▶ WHAT THE EXERCISE ASKS
Convert the part of the material that opens with the line containing "Detect and localize" and closes with the line containing "370, 628, 378]", both included, into a numbered list with any blank lines omitted.

[Stored data]
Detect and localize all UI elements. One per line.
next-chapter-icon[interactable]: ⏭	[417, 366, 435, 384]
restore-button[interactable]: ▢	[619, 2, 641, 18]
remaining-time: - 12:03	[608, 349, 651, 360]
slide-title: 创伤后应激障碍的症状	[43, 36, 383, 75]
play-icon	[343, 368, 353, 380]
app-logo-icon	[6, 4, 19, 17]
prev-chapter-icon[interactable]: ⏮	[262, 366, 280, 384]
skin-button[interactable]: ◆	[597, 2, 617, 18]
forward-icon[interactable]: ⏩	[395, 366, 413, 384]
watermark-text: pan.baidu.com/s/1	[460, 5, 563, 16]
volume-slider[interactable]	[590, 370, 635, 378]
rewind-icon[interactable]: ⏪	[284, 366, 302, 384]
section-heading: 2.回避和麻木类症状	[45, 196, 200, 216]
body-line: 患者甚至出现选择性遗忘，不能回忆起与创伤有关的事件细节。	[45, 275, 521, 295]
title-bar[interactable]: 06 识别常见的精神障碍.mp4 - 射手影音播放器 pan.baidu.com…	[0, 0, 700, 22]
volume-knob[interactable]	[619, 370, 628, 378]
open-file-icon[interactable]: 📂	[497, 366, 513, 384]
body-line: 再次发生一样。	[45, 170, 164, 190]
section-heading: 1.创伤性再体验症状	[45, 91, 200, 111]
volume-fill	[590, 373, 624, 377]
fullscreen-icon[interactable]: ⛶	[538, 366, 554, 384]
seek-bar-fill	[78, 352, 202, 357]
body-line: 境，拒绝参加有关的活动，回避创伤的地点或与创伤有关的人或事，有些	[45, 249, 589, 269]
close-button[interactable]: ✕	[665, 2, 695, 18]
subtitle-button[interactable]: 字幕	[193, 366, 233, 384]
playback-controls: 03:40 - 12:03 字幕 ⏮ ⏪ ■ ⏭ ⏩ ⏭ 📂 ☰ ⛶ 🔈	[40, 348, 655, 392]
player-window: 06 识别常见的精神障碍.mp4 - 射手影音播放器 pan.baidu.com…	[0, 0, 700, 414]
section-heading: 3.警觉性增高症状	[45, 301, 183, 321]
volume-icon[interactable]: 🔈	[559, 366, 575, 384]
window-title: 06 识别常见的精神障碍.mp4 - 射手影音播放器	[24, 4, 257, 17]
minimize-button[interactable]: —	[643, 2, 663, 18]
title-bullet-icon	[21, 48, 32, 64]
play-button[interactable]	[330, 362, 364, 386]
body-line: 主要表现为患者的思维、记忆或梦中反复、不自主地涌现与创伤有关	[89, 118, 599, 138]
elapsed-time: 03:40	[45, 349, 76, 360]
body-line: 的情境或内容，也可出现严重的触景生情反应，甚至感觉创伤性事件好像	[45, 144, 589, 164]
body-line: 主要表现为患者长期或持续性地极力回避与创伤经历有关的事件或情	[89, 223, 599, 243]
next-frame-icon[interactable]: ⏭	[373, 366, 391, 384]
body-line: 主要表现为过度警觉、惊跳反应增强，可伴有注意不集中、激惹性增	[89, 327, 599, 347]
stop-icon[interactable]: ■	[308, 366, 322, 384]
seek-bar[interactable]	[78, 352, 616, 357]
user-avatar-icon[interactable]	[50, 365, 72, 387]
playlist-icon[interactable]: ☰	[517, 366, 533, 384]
...
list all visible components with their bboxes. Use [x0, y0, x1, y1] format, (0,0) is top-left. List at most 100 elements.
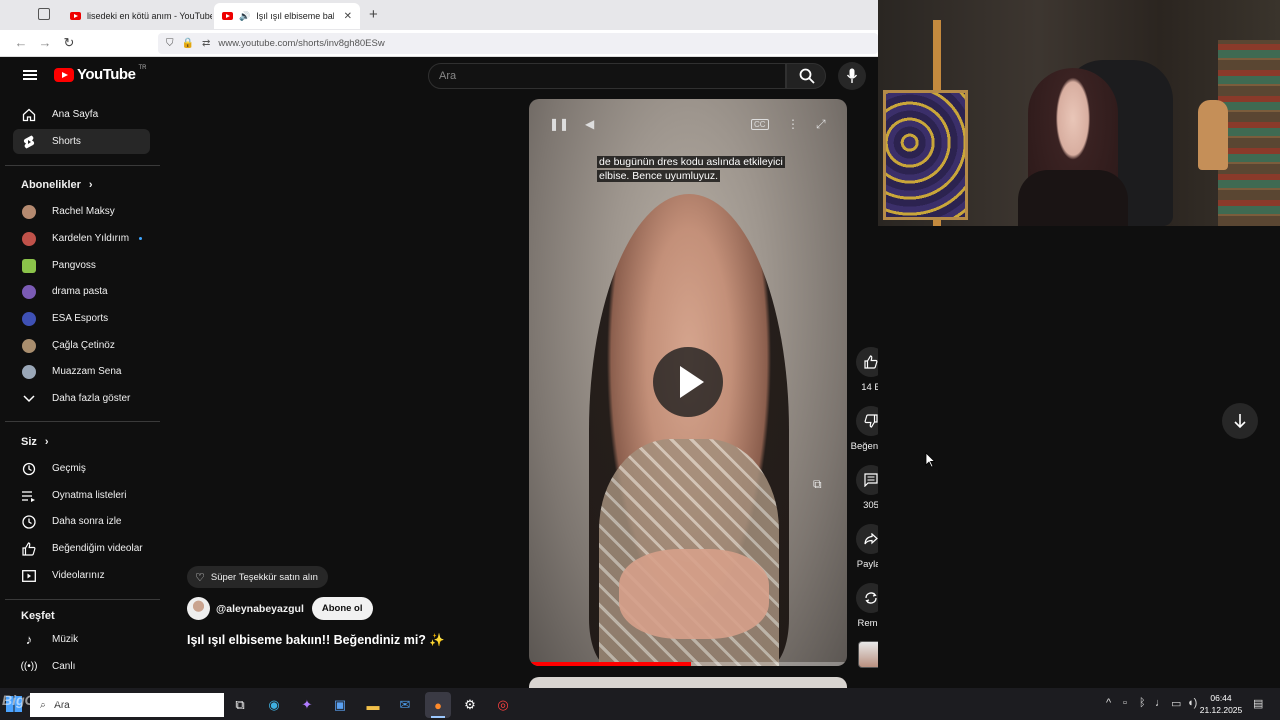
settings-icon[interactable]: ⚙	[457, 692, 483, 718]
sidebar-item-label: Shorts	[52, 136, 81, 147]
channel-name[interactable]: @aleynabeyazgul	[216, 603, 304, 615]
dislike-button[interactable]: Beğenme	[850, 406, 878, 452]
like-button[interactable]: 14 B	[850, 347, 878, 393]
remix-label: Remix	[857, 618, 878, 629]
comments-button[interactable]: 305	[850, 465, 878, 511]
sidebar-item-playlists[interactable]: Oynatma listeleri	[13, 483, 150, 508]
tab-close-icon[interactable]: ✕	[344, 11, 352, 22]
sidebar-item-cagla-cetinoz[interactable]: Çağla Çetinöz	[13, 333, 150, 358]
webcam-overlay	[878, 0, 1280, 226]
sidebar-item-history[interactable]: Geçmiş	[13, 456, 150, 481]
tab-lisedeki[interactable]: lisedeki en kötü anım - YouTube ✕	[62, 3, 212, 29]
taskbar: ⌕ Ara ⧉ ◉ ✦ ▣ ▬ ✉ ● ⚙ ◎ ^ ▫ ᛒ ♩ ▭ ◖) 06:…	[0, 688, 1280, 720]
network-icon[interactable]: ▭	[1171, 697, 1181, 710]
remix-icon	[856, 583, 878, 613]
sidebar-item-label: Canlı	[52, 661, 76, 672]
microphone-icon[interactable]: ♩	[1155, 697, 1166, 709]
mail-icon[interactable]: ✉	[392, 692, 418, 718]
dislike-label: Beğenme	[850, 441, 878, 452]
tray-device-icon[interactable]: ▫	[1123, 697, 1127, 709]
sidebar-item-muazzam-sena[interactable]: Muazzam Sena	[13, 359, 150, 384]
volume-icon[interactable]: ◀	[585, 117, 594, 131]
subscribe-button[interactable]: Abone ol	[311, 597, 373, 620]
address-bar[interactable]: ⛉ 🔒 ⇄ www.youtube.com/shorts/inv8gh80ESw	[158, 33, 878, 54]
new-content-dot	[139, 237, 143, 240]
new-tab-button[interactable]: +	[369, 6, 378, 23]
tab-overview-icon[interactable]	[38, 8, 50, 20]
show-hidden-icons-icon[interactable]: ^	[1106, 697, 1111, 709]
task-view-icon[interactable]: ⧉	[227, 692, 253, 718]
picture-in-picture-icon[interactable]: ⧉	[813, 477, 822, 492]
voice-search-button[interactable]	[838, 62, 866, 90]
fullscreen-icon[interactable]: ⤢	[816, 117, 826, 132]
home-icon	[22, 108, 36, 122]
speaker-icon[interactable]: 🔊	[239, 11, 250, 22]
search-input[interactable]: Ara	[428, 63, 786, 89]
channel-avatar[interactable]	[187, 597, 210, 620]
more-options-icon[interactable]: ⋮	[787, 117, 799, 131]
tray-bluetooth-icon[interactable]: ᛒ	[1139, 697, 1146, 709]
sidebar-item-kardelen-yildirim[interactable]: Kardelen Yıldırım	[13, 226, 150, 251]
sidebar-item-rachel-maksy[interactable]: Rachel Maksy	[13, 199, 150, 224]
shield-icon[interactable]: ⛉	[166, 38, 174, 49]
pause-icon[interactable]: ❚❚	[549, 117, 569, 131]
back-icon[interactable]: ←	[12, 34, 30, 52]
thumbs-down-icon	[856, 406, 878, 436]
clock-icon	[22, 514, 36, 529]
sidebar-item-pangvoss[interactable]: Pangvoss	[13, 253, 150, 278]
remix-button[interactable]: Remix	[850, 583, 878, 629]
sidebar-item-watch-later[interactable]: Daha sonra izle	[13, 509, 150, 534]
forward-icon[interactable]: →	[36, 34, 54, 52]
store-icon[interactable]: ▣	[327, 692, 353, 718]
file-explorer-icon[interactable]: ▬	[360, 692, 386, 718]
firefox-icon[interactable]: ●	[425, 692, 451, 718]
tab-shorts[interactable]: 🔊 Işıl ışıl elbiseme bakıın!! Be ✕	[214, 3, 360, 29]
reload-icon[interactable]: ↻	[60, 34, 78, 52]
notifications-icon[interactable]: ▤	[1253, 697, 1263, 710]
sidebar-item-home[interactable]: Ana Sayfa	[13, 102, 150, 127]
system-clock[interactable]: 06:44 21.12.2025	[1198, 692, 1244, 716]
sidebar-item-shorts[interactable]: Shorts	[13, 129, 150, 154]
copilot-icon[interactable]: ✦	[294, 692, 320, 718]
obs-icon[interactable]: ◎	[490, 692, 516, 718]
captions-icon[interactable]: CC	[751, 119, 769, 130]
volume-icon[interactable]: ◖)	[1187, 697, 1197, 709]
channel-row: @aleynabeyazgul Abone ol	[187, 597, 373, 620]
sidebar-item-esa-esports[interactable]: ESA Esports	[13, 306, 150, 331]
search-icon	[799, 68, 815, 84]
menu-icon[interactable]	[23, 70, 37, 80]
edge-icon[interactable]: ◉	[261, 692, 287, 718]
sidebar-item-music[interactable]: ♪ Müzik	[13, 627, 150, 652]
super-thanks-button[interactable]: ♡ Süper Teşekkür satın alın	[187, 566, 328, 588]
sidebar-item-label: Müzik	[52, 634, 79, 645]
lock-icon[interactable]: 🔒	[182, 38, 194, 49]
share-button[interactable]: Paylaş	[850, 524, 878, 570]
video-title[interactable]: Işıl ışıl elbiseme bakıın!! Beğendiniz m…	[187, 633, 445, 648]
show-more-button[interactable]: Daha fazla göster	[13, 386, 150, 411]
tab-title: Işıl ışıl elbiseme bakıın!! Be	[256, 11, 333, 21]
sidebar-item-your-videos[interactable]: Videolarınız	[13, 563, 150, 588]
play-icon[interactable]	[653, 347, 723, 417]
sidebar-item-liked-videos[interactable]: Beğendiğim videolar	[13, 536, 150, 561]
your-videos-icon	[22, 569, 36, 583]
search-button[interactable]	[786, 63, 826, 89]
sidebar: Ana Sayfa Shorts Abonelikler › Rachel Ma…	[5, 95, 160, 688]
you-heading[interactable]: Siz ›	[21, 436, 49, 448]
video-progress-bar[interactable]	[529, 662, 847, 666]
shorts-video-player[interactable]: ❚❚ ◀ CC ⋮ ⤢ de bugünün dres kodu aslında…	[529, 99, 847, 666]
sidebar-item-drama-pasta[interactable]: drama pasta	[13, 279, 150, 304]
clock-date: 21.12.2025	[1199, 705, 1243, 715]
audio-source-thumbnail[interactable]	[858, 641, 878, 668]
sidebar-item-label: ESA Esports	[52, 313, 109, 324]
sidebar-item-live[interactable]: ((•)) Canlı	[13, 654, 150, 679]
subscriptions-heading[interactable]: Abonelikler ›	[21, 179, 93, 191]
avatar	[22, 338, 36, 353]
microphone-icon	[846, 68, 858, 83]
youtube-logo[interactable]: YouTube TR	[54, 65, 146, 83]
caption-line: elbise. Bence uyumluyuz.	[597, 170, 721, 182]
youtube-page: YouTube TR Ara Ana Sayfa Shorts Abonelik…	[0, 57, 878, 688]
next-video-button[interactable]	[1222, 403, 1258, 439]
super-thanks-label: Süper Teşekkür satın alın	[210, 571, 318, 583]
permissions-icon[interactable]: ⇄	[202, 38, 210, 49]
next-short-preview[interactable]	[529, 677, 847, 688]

▶ RESPONSE BELOW
1. Detect and localize all UI elements. One per line.
2. next-chapter-icon[interactable]: ⏭	[417, 366, 435, 384]
3. restore-button[interactable]: ▢	[619, 2, 641, 18]
4. remaining-time: - 12:03	[608, 349, 651, 360]
5. slide-title: 创伤后应激障碍的症状	[43, 36, 383, 75]
6. play-icon	[343, 368, 353, 380]
7. app-logo-icon	[6, 4, 19, 17]
8. prev-chapter-icon[interactable]: ⏮	[262, 366, 280, 384]
9. skin-button[interactable]: ◆	[597, 2, 617, 18]
10. forward-icon[interactable]: ⏩	[395, 366, 413, 384]
11. watermark-text: pan.baidu.com/s/1	[460, 5, 563, 16]
12. volume-slider[interactable]	[590, 370, 635, 378]
13. rewind-icon[interactable]: ⏪	[284, 366, 302, 384]
14. section-heading: 2.回避和麻木类症状	[45, 196, 200, 216]
15. body-line: 患者甚至出现选择性遗忘，不能回忆起与创伤有关的事件细节。	[45, 275, 521, 295]
16. title-bar[interactable]: 06 识别常见的精神障碍.mp4 - 射手影音播放器 pan.baidu.com…	[0, 0, 700, 22]
17. volume-knob[interactable]	[619, 370, 628, 378]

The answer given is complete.